● **EXCERPTED PASSAGE**:
---------------
The Gospel Coalitions Accommodation to Postmodernism in their Statements on Inerrancy
New Evangelicalism and New Calvinism: The Same Disaster, part 6
Matt Recker
Part 1 ♦ Part 2 ♦ Part 3 ♦ Part 4 ♦ Part 5 ♦ This is Part 6 ♦ Part 7
In the Christian Life article, “Is Evangelical Theology Changing?” the seventh point of the New Evangelical agenda was “A re-opening of the subject of biblical inspiration.”1
That re-opening of the subject of Biblical inspiration in the 1940’s-50’s unlatched the door later for broad evangelicalism to fully question Biblical inerrancy by the mid-1970’s. At that time controversy erupted over the Bible’s authority when Harold Lindsell wrote The Battle for the Bible, unmasking “the hypocrisy of many New Evangelicals who publicly affirmed inerrancy but inwardly did not.”2 Please note that it took about thirty years for the bad fruit of an original tenet of New Evangelicalism to arrive.
In similar and subtle ways there has been an analogous re-opening of this subject, especially in the foundation statements of The Gospel Coalition network (TGC). Those involved in this network of churches ought to be aware of their weak statements in reference to the Word of God and the accompanying fruit this compromise may yield over time.
The Watershed Issue of Disaster
In 1984, just before his death, Francis Schaeffer marked the watershed issue that led to the great evangelical disaster as “compromising the full authority of Scripture.” That compromise, he said, “affects what it means to be a Christian theologically and how we live in the full spectrum of human life.”3 According to Schaeffer, many evangelicals were “accepting the higher critical methods in the study of the Bible.”4 While evangelicals were happy to use the words “infallibility, inerrancy, and without error,” upon careful analysis they actually meant something quite different.5 Schaeffer pointed to the Lausanne Covenant of 1974 as an example of this:
“We affirm the divine inspiration, truthfulness and authority of both Old and New Testament Scriptures in their entirety as the only written Word of God, without error in all that it affirms, and the only infallible rule of faith and practice.” [Emphasis mine.]
On the surface that statement appeared strong and true. However, it was meant to undercut the true Scriptural inerrancy as many took it to say that the Bible did not actually affirm many things, specifically what it said about history, science, or geology.6 Potential errors lurked in what the Bible did not “affirm.”
Billy Graham further illustrated the New Evangelical compromise on inerrancy when he emphasized that the deity of Christ and not biblical inerrancy was the ground of fellowship.7 Many New Evangelicals of his day concluded that one could deny inerrancy without surrendering other essential doctrines of the faith. This is theologically impossible, for the Bible is the basis for all the doctrines of our faith that we deem essential for fellowship. For instance, the only source of truth we have for the virgin birth, the deity of Christ, His substitutionary blood atonement, bodily resurrection, or any other doctrine foundational to our faith, is the Scripture. McCune well states, “There is no gospel apart from Christ and His work, and there is no knowledge of Christ and His work apart from an inerrant Bible”8 Without inerrancy, all doctrines come into question and nothing can be known for sure.
---------------
● **RECORD SET**:
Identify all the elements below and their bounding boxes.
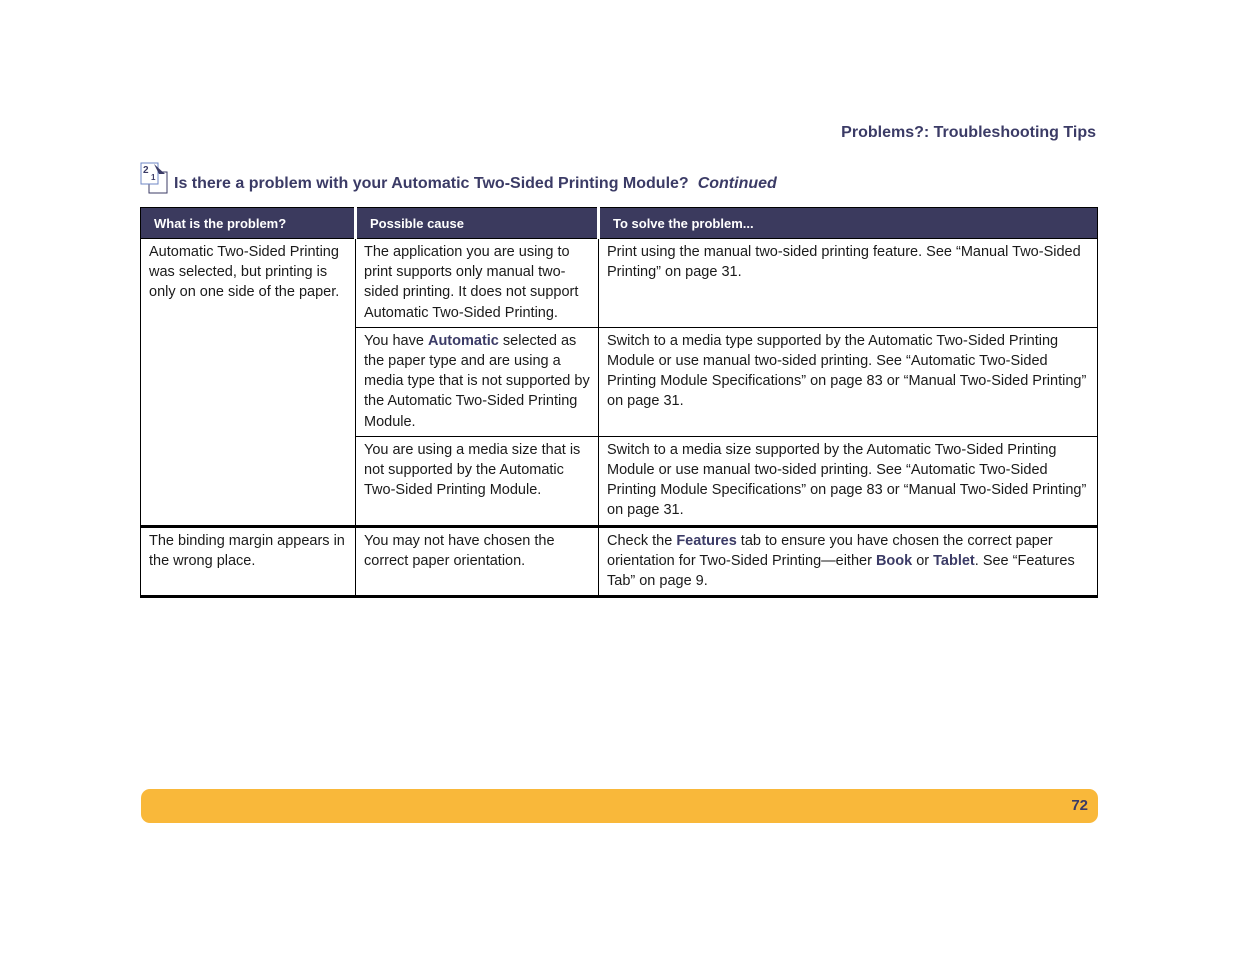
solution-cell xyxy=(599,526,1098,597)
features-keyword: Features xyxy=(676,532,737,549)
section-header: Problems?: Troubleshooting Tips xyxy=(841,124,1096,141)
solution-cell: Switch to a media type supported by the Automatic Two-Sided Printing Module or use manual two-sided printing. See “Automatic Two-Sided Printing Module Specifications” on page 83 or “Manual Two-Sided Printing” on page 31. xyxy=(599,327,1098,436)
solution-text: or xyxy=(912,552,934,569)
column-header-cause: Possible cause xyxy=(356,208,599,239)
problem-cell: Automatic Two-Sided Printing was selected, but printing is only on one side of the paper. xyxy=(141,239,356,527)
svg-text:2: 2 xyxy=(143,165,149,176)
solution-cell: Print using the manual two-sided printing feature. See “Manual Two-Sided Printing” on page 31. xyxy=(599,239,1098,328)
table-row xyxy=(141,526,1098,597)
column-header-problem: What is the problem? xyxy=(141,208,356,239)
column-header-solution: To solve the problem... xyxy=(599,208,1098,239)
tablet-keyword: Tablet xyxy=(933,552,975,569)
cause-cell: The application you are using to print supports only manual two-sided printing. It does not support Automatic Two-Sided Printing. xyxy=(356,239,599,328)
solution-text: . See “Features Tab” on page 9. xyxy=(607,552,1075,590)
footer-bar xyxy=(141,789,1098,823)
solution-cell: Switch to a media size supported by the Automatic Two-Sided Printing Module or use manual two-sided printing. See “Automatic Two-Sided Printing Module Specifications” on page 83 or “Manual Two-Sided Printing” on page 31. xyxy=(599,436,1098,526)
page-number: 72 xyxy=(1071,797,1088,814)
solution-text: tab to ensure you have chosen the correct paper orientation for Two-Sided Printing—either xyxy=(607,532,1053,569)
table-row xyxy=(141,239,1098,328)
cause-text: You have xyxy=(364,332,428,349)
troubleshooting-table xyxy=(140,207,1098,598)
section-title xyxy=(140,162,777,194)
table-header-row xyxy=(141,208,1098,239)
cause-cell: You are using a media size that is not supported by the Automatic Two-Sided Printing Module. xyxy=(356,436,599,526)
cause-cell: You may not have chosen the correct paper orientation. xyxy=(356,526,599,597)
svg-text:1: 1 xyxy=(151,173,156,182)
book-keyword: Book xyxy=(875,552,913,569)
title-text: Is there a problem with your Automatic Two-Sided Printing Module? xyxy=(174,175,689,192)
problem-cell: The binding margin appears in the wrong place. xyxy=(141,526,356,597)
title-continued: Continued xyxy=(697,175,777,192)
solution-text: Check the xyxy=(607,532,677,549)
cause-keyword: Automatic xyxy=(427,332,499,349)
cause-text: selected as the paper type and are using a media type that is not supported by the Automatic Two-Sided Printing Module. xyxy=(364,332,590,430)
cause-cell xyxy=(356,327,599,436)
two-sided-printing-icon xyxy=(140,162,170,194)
---------------
● **SET PROBLEM**: In the article on inerrancy above, why does the author call it theologically impossible to deny inerrancy while keeping the other essential doctrines? Answer in one to three sentences.

● **WORKED ANSWER**: The Bible is the basis for all the doctrines held to be essential for fellowship. It is the only source of truth for the virgin birth, the deity of Christ, His substitutionary blood atonement and His bodily resurrection. Without inerrancy, every doctrine comes into question and nothing can be known for sure.